• _Instructions for the task_
Recast the data from the line containing "legend-marker-tau2 — [1311, 251, 1325, 265]" through the line containing "data-point-tau2 — [328, 419, 342, 433]" as a Markdown table with the columns Row and Entry, giving each line a row number. Leave out blank lines.

[Layout annotation data]
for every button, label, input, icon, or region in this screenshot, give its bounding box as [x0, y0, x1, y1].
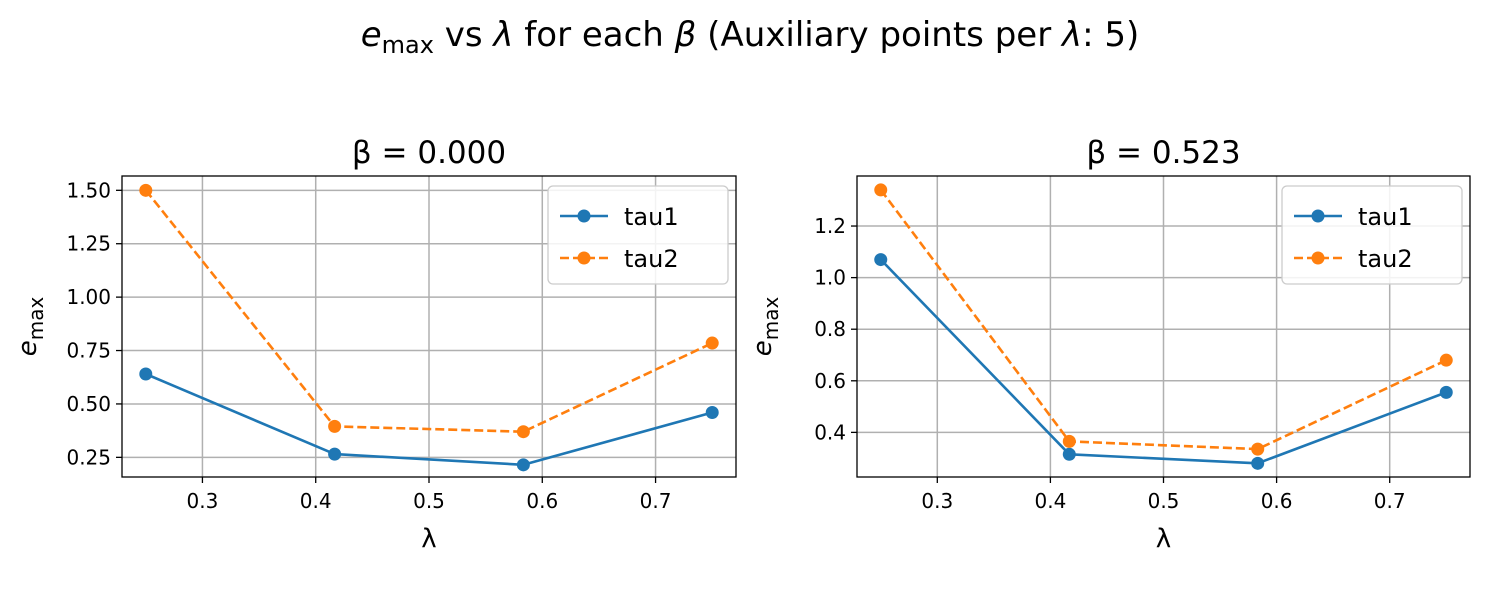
legend-marker-tau2 — [1311, 251, 1325, 265]
y-tick-label: 0.6 — [814, 369, 846, 393]
data-point-tau2 — [1439, 353, 1453, 367]
y-axis-label-subscript: max — [24, 297, 48, 341]
y-tick-label: 1.00 — [66, 285, 111, 309]
data-point-tau2 — [328, 419, 342, 433]
x-tick-label: 0.6 — [1261, 489, 1293, 513]
y-tick-label: 0.75 — [66, 339, 111, 363]
x-tick-label: 0.3 — [187, 489, 219, 513]
x-tick-label: 0.7 — [640, 489, 672, 513]
data-point-tau1 — [874, 253, 888, 267]
data-point-tau1 — [1251, 456, 1265, 470]
legend-marker-tau1 — [577, 209, 591, 223]
data-point-tau1 — [1439, 385, 1453, 399]
y-axis-label: emax — [748, 297, 783, 357]
data-point-tau1 — [705, 405, 719, 419]
y-axis-label: emax — [13, 297, 48, 357]
legend-label-tau1: tau1 — [1358, 203, 1413, 231]
y-tick-label: 1.0 — [814, 266, 846, 290]
y-axis-label-subscript: max — [759, 297, 783, 341]
series-line-tau2 — [144, 189, 713, 434]
legend-marker-tau1 — [1311, 209, 1325, 223]
figure-suptitle: emax vs λ for each β (Auxiliary points p… — [361, 15, 1140, 59]
suptitle-paren-start: (Auxiliary points per — [696, 15, 1062, 55]
suptitle-e-subscript: max — [382, 31, 434, 59]
subplot-beta-1: 0.3 0.4 0.5 0.6 0.7 0.4 0.6 0.8 1.0 1.2 β = 0.523 λ… — [748, 135, 1471, 554]
legend-box — [1281, 185, 1463, 285]
y-tick-label: 1.50 — [66, 178, 111, 202]
legend-label-tau2: tau2 — [1358, 245, 1413, 273]
suptitle-beta-symbol: β — [674, 15, 697, 55]
x-tick-label: 0.4 — [300, 489, 332, 513]
data-point-tau2 — [139, 183, 153, 197]
y-tick-label: 0.50 — [66, 392, 111, 416]
y-tick-label: 0.25 — [66, 445, 111, 469]
y-tick-label: 0.8 — [814, 317, 846, 341]
data-point-tau1 — [328, 447, 342, 461]
subplot-beta-0: 0.3 0.4 0.5 0.6 0.7 0.25 0.50 0.75 1.00 1.25 1.50 β… — [13, 135, 737, 554]
y-tick-label: 1.25 — [66, 232, 111, 256]
y-tick-label: 0.4 — [814, 420, 846, 444]
x-axis-label: λ — [1156, 524, 1171, 554]
data-point-tau1 — [139, 367, 153, 381]
series-line-tau2 — [879, 189, 1447, 451]
series-line-tau1 — [145, 372, 713, 467]
y-tick-label: 1.2 — [814, 214, 846, 238]
x-tick-label: 0.7 — [1374, 489, 1406, 513]
y-axis-label-symbol: e — [13, 340, 43, 356]
legend-label-tau1: tau1 — [624, 203, 679, 231]
suptitle-lambda-symbol: λ — [491, 15, 513, 55]
legend-box — [547, 185, 729, 285]
data-point-tau1 — [1062, 447, 1076, 461]
y-axis-label-symbol: e — [748, 340, 778, 356]
data-point-tau2 — [874, 183, 888, 197]
suptitle-vs-text: vs — [434, 15, 493, 55]
x-tick-label: 0.4 — [1034, 489, 1066, 513]
x-tick-label: 0.5 — [1148, 489, 1180, 513]
suptitle-lambda-symbol-2: λ — [1060, 15, 1082, 55]
subplot-title: β = 0.523 — [1086, 135, 1240, 171]
x-tick-label: 0.6 — [526, 489, 558, 513]
data-point-tau2 — [1251, 442, 1265, 456]
suptitle-for-each-text: for each — [514, 15, 675, 55]
suptitle-e-symbol: e — [361, 15, 382, 55]
legend-label-tau2: tau2 — [624, 245, 679, 273]
x-tick-label: 0.3 — [921, 489, 953, 513]
subplot-title: β = 0.000 — [352, 135, 506, 171]
legend-marker-tau2 — [577, 251, 591, 265]
data-point-tau2 — [1062, 434, 1076, 448]
suptitle-paren-end: : 5) — [1082, 15, 1139, 55]
data-point-tau2 — [516, 425, 530, 439]
x-axis-label: λ — [421, 524, 436, 554]
series-line-tau1 — [879, 258, 1447, 465]
x-tick-label: 0.5 — [413, 489, 445, 513]
data-point-tau2 — [705, 336, 719, 350]
data-point-tau1 — [516, 458, 530, 472]
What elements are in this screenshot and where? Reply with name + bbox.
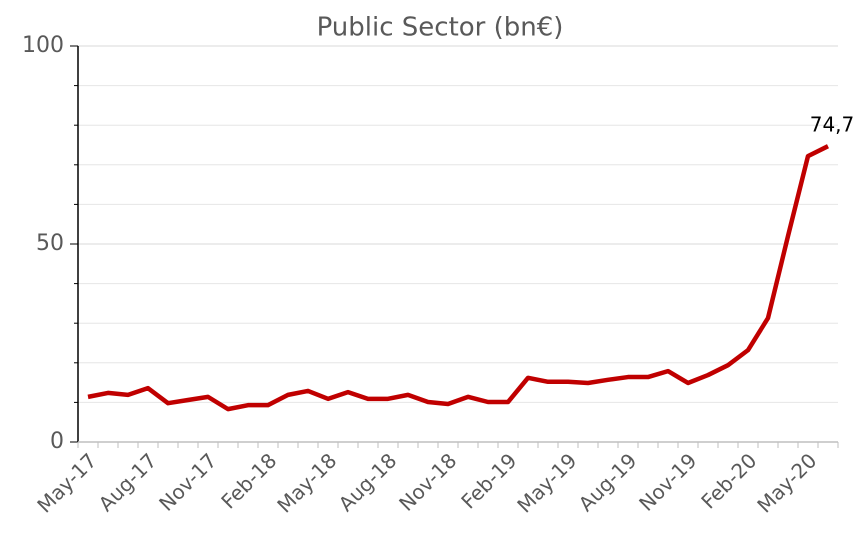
x-tick-label: May-18 [272, 448, 341, 517]
data-label: 74,7 [810, 113, 855, 137]
x-tick-label: Feb-20 [696, 448, 761, 513]
x-tick-label: Feb-18 [216, 448, 281, 513]
x-tick-label: Aug-18 [334, 448, 402, 516]
x-tick-label: Aug-17 [94, 448, 162, 516]
y-tick-label: 100 [22, 33, 64, 58]
y-tick-label: 50 [36, 231, 64, 256]
x-tick-label: Nov-18 [394, 448, 461, 515]
x-tick-label: Feb-19 [456, 448, 521, 513]
y-tick-label: 0 [50, 429, 64, 454]
x-tick-label: Nov-17 [154, 448, 221, 515]
x-tick-label: May-17 [32, 448, 101, 517]
x-tick-label: Aug-19 [574, 448, 642, 516]
x-tick-label: Nov-19 [634, 448, 701, 515]
x-tick-label: May-20 [752, 448, 821, 517]
x-tick-label: May-19 [512, 448, 581, 517]
chart-title: Public Sector (bn€) [317, 13, 564, 43]
series-line [87, 144, 829, 412]
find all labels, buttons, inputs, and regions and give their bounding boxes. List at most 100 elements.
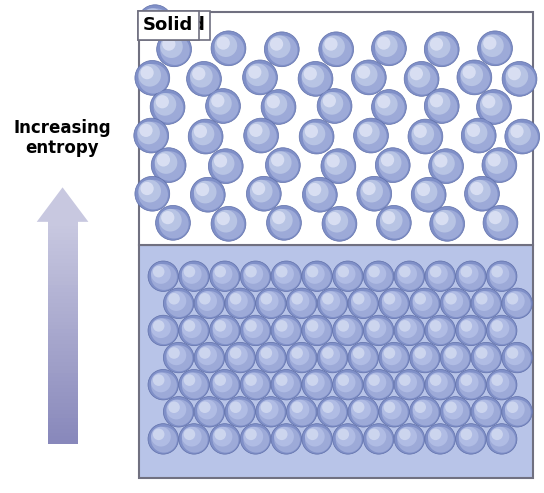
Ellipse shape [410,67,423,80]
Ellipse shape [135,176,170,211]
Ellipse shape [379,288,409,318]
Bar [48,229,78,233]
Ellipse shape [243,427,269,453]
Ellipse shape [148,315,178,346]
Ellipse shape [456,423,486,454]
Ellipse shape [289,400,316,425]
Bar [48,232,78,237]
Ellipse shape [137,122,160,144]
Ellipse shape [271,261,301,291]
Bar [48,381,78,385]
Ellipse shape [182,264,208,290]
Ellipse shape [157,153,170,167]
Ellipse shape [250,180,273,203]
Ellipse shape [305,264,325,284]
Ellipse shape [196,183,209,196]
Ellipse shape [268,35,298,65]
Ellipse shape [197,400,223,425]
Ellipse shape [209,423,240,454]
Ellipse shape [228,346,254,371]
Ellipse shape [160,35,183,58]
Ellipse shape [302,315,332,346]
Ellipse shape [351,346,377,371]
Ellipse shape [425,261,455,291]
Ellipse shape [150,90,185,124]
Ellipse shape [148,423,178,454]
Ellipse shape [430,207,465,241]
Ellipse shape [424,32,459,67]
Ellipse shape [299,119,334,154]
Ellipse shape [199,293,211,305]
Ellipse shape [209,92,239,122]
Ellipse shape [214,210,244,240]
Bar [48,391,78,395]
Ellipse shape [261,293,272,305]
Ellipse shape [425,369,455,400]
Ellipse shape [246,64,269,86]
Ellipse shape [246,176,281,211]
Bar [48,384,78,388]
Ellipse shape [394,315,425,346]
Ellipse shape [211,207,246,241]
Ellipse shape [240,423,271,454]
Bar [48,402,78,407]
Bar [48,288,78,292]
Ellipse shape [337,428,349,440]
Ellipse shape [276,374,288,386]
Ellipse shape [151,427,171,447]
Ellipse shape [197,346,217,365]
Ellipse shape [443,291,469,317]
Ellipse shape [214,35,244,64]
Ellipse shape [214,320,226,332]
Ellipse shape [440,342,471,373]
Ellipse shape [433,210,463,240]
Ellipse shape [305,125,318,138]
Ellipse shape [240,261,271,291]
Ellipse shape [382,291,407,317]
Bar [48,251,78,255]
Ellipse shape [320,400,346,425]
Ellipse shape [135,61,170,95]
Ellipse shape [252,182,265,195]
Ellipse shape [435,212,449,225]
Ellipse shape [379,151,401,174]
Ellipse shape [209,92,232,115]
Ellipse shape [367,427,392,453]
Ellipse shape [182,318,208,344]
Ellipse shape [457,60,492,95]
Ellipse shape [289,291,316,317]
Ellipse shape [379,396,409,427]
Bar [48,354,78,358]
Ellipse shape [480,93,503,116]
Ellipse shape [243,264,263,284]
Ellipse shape [274,427,300,453]
Ellipse shape [360,180,390,210]
Ellipse shape [228,400,248,420]
Ellipse shape [166,291,193,317]
Ellipse shape [274,264,294,284]
Ellipse shape [357,176,392,211]
Ellipse shape [443,400,463,420]
Ellipse shape [440,396,471,427]
Ellipse shape [270,209,293,232]
Ellipse shape [375,35,405,64]
Ellipse shape [474,400,494,420]
Ellipse shape [137,122,167,151]
Bar [48,310,78,315]
Ellipse shape [413,125,427,138]
Ellipse shape [192,67,206,80]
Ellipse shape [139,124,153,137]
Bar [48,321,78,325]
Ellipse shape [307,428,318,440]
Ellipse shape [322,401,333,413]
Ellipse shape [211,94,225,107]
Ellipse shape [213,318,238,344]
Ellipse shape [459,264,485,290]
Ellipse shape [399,428,411,440]
Ellipse shape [348,396,379,427]
Ellipse shape [163,342,194,373]
Ellipse shape [428,264,448,284]
Ellipse shape [415,293,426,305]
Ellipse shape [382,400,401,420]
Ellipse shape [269,151,299,181]
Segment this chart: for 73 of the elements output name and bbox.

• _Full response_
| Row | Entry |
|---|---|
| 1 | legend-marker-tau2 — [1311, 251, 1325, 265] |
| 2 | y-tick-label: 0.6 — [814, 369, 846, 393] |
| 3 | data-point-tau2 — [1439, 353, 1453, 367] |
| 4 | y-axis-label-subscript: max — [24, 297, 48, 341] |
| 5 | y-tick-label: 1.00 — [66, 285, 111, 309] |
| 6 | data-point-tau2 — [328, 419, 342, 433] |